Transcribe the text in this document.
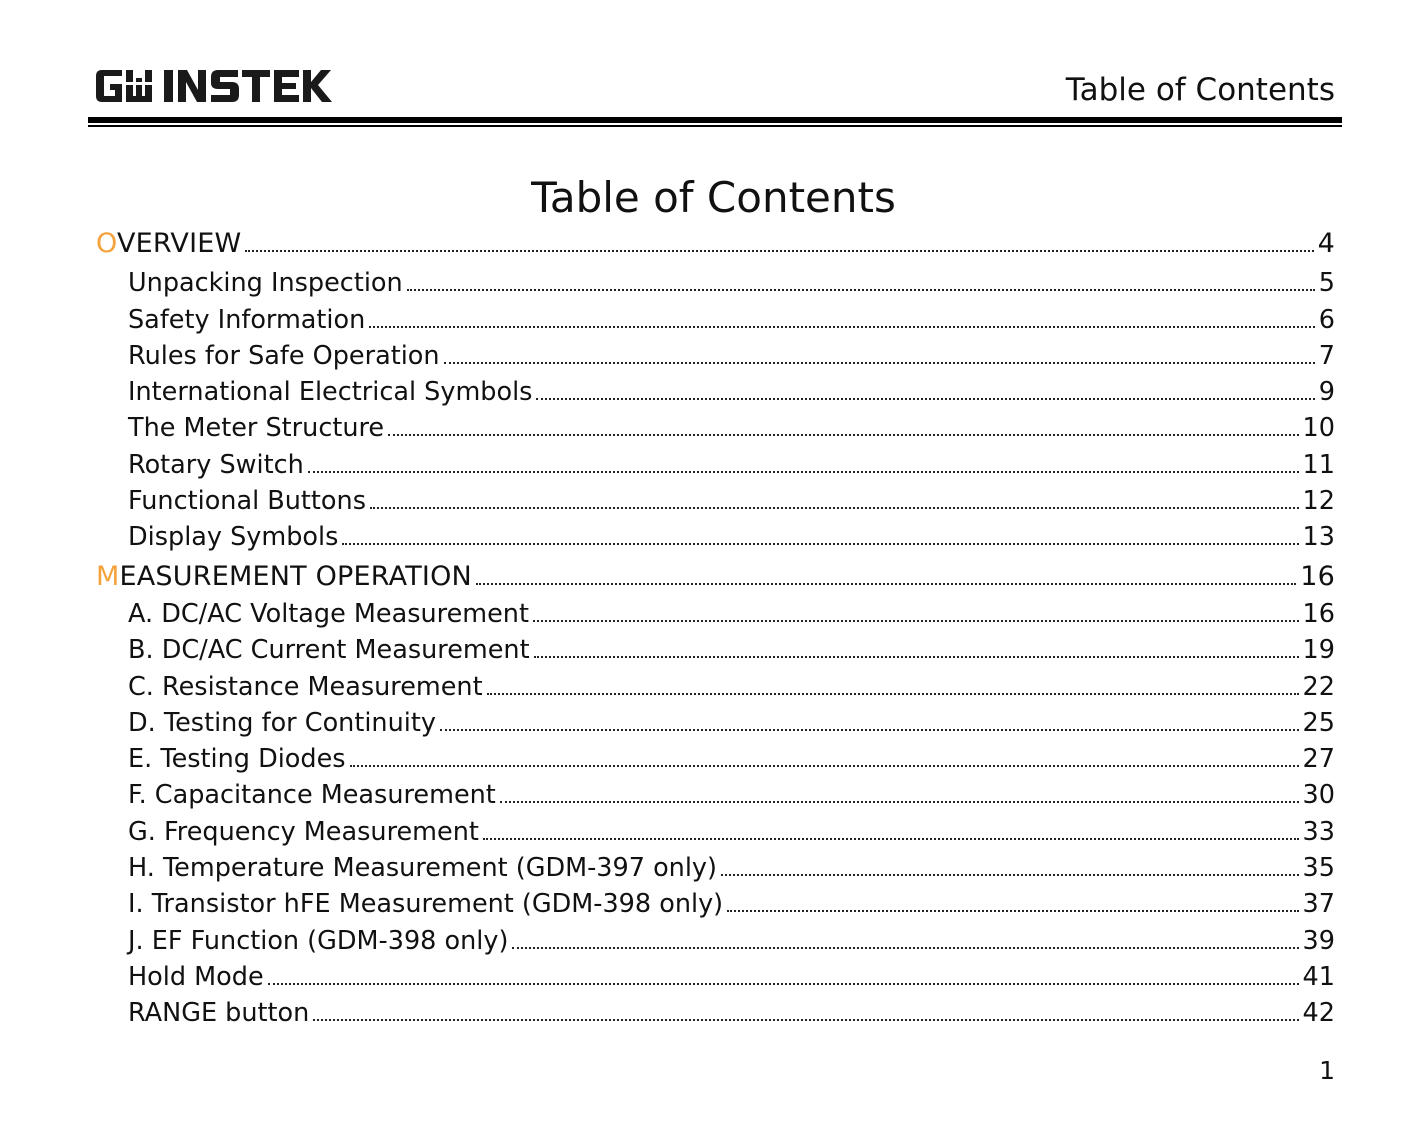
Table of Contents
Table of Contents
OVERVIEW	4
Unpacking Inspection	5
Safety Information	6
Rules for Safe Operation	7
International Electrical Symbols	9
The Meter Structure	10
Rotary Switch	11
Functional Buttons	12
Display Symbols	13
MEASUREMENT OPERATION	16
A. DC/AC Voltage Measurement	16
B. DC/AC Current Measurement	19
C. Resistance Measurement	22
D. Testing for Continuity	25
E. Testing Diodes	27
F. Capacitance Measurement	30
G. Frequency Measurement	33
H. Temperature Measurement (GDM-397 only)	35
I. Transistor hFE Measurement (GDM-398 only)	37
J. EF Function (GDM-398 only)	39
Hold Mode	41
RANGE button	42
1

━━━━━━━━━━━━━━━━━━━━━━━━━━━━━━

> Task details:
Pull out every line containing "Testing".

> Result below:
D. Testing for Continuity	25
E. Testing Diodes	27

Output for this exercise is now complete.